■ SELECTED TEXT
3

I'm refactoring some sql at work, and stumbled on something I'm not sure how to explain. There are two queries I thought would result in the same result, but don't, and I'm not sure why.

The queries are as follows:

select *
from TableA as a
left join TableB b on a.id = b.id and b.status in (10, 100)

select *
from TableA as a
left join TableB b on a.id = b.id
where b.status is null or b.status in (10, 100)

When will these not return the same result?

Salman A
  • 262,204
  • 82
  • 430
  • 521
The Oddler
  • 6,314
  • 7
  • 51
  • 94
  • Since you have that `is null` condition in 2;nd query, they will return the same result. – jarlh Sep 11 '18 at 08:58
  • @jarlh I thought so too, but they don't. – The Oddler Sep 11 '18 at 09:00
  • try `where b.id is null or b.status in (10, 100)` in the second query, is that the same as the first? – Paul Maxwell Sep 11 '18 at 09:01
  • Oops, now I see. You should have `where b.id is null ...` instead. – jarlh Sep 11 '18 at 09:12
  • Your question mostly boils down to filtering the `status` in the `ON` clause or filtering in the `WHERE` clause. Obviously, in the latter case, you'll tend to lose more records. The `IS NULL` check isn't doing anything you intend for it to do; but it would also allow matching records which happen to have a `NULL` status to pass through to the result set. – Tim Biegeleisen Sep 11 '18 at 09:12

7 Answers7

6

The big difference with the Where condition b.status is null or b.status in (10, 100) is when b.status is say 1 as well as b.id=a.id

In the first query you will still get the row from table A with corresponding B part as NULL as On condition is not fully satisfied. In the second query you will get the row in the JOIN for both a and b tables which will be lost in the where clause.

DhruvJoshi
  • 17,041
  • 6
  • 41
  • 60
  • This makes a lot of sense! And I think conceptually the second one makes more sense for me then, but I'll have to check with some collegues. Thanks! – The Oddler Sep 11 '18 at 09:05
6

Let me show an example:

SELECT * INTO #A FROM (VALUES 
(1),(2),(3),(4)) T(id)

SELECT * INTO #B FROM (VALUES
(1,NULL),
(2,1),
(3,10)) T(id,status)

select *
from #A as a
left join #B b on a.id = b.id and b.status in (10, 100)

select *
from #A as a
left join #B b on a.id = b.id
where b.status is null or b.status in (10, 100)

■ SET EXERCISE 1
Answer these questions about the SQL join thread:
(a) What WHERE condition does Paul Maxwell suggest trying in the second query?
(b) In DhruvJoshi's answer, what value of b.status is given as the case in which the two queries differ?
(c) Which id values are inserted into #A in the example?
■ SET EXERCISE 2
Summarize the SQL join thread in two sentences.
■ SET EXERCISE 3
Extend the forum thread on SQL left joins beyond its final line.
The data that comes after the SQL join thread is separate material.

■ DATA SUPPLIED
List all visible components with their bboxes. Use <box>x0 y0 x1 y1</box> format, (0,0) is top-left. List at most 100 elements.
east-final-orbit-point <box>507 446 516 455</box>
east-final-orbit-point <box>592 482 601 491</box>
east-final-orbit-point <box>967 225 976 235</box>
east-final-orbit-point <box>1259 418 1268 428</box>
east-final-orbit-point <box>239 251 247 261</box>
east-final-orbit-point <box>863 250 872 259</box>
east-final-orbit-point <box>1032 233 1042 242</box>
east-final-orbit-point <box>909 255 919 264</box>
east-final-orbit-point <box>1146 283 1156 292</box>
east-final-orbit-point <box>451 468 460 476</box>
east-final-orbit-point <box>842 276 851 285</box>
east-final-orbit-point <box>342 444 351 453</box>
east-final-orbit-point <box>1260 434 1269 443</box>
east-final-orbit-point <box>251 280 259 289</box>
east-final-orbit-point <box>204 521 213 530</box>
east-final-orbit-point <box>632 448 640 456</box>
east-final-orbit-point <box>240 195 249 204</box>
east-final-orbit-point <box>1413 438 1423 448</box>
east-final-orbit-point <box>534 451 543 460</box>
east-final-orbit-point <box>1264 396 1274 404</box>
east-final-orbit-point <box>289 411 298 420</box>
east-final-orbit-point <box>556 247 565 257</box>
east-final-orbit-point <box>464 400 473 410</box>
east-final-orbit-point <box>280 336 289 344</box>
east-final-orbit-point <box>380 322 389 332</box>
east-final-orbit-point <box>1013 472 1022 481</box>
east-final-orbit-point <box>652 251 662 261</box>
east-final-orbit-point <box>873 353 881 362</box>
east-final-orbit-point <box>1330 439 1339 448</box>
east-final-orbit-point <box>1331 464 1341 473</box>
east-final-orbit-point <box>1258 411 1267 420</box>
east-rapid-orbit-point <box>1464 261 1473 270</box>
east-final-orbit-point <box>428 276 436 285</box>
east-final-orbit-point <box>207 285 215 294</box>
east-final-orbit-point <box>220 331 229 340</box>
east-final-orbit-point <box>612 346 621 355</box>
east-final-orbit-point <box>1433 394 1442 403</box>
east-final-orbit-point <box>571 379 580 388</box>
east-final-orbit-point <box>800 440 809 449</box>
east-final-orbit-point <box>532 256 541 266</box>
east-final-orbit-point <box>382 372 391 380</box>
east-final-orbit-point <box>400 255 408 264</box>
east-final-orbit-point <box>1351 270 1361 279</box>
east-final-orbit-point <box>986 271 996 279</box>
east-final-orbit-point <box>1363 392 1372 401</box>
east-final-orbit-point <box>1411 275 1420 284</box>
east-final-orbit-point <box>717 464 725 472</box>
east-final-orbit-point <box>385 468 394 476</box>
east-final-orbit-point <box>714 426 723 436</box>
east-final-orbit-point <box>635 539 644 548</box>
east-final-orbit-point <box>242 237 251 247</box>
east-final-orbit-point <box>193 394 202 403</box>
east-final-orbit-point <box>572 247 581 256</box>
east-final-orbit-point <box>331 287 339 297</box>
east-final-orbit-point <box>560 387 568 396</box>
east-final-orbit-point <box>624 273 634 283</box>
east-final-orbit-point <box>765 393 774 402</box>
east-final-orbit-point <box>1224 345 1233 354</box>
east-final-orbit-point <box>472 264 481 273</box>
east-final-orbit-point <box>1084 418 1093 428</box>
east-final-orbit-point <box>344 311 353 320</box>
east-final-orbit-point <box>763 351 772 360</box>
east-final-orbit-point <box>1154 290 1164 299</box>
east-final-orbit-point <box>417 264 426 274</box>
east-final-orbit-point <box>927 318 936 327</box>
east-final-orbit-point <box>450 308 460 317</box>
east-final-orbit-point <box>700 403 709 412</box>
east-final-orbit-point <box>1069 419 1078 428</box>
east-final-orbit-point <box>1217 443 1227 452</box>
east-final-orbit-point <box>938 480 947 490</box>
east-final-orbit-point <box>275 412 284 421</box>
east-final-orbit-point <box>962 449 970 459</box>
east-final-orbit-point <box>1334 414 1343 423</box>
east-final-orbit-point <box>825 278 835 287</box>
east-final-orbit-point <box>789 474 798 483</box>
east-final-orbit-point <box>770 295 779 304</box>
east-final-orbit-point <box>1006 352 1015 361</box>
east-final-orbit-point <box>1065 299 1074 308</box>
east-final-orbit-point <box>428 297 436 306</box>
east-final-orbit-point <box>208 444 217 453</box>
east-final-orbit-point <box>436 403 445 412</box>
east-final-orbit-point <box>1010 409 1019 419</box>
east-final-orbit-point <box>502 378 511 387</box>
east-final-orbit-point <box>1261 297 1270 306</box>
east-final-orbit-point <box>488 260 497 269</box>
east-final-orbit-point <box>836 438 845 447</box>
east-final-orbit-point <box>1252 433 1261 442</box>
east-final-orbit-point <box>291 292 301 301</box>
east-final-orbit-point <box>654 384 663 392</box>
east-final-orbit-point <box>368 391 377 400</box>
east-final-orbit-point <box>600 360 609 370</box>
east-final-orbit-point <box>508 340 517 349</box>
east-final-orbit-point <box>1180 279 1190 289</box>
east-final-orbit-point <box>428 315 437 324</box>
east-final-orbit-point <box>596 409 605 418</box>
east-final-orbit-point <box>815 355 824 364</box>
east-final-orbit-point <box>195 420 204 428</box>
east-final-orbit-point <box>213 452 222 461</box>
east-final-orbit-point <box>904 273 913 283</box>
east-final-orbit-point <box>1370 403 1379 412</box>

■ RIGHT ANSWER 1
(a) `where b.id is null or b.status in (10, 100)`
(b) 1
(c) 1, 2, 3 and 4

■ RIGHT ANSWER 2
While refactoring SQL, a user asks why a left join that filters b.status in the ON clause returns different results from one that filters it in the WHERE clause with an is null check. Respondents explain that when a matching B row has a status such as 1, the first query still returns the A row with NULLs for B, whereas the second joins the rows and then loses them in the WHERE clause, and they suggest checking b.id is null instead.

■ RIGHT ANSWER 3
Result

id          id          status
----------- ----------- -----------
1           NULL        NULL
2           NULL        NULL
3           3           10
4           NULL        NULL

id          id          status
----------- ----------- -----------
1           1           NULL
3           3           10
4           NULL        NULL

Final response:

  1. If status is not in (10,100), LEFT JOIN applies NULL
  2. If status is NULL, LEFT JOIN also applies NULL, predicate is not valid
Paweł Dyl
  • 8,888
  • 1
  • 11
  • 27
3

Logically, speaking, your second query is almost the same as:

SELECT *
FROM TableA as a
LEFT JOIN TableB b
    ON a.id = b.id
WHERE b.status IN (10, 100);  -- b.status is null has been removed

So then the problem comes down to the standard problem of filtering in the ON clause versus filtering in the WHERE clause. In the former case, all records from the left side of the join will be retained, even if the ON logic should fail. In the latter case, which is the case of your second query, matching records which fail the status condition would be removed, and not show up in the result set.

I said almost the same, because the b.status IS NULL check you had would in fact allow records to survive which did match in the join condition, but which happened to have a null value for the status. But, other than this, your question is really just one of filtering in the ON clause versus doing it in the WHERE clause.

Tim Biegeleisen
  • 502,043
  • 27
  • 286
  • 360
2
select * from TableA as a left join TableB b on a.id = b.id and b.status in (10, 100)

The conditional statement AND is evaluated before the join occurs.

select * from TableA as a left join TableB b on a.id = b.id
  where b.status is null or b.status in (10, 100)

The filter happens after the tables are joined.

SO this is the reason you will get different output.

Artem
  • 3,304
  • 3
  • 18
  • 41
Jignasha
  • 21
  • 1
2

Since it is a LEFT JOIN, a non-matching ON condition will generate a row where all columns from right table contain NULL.

On the other hand, a non-matching WHERE clause will eliminate the row completely regardless of join type. Consider this example:

CREATE TABLE #TableA(id INT);
INSERT INTO  #TableA VALUES
    (1),
    (2);
CREATE TABLE #TableB(id INT, status INT);
INSERT INTO  #TableB VALUES
    (1, 10),
    (2, -1);

SELECT *
FROM #TableA AS A
LEFT JOIN #TableB B ON A.id = B.id AND B.status IN (10)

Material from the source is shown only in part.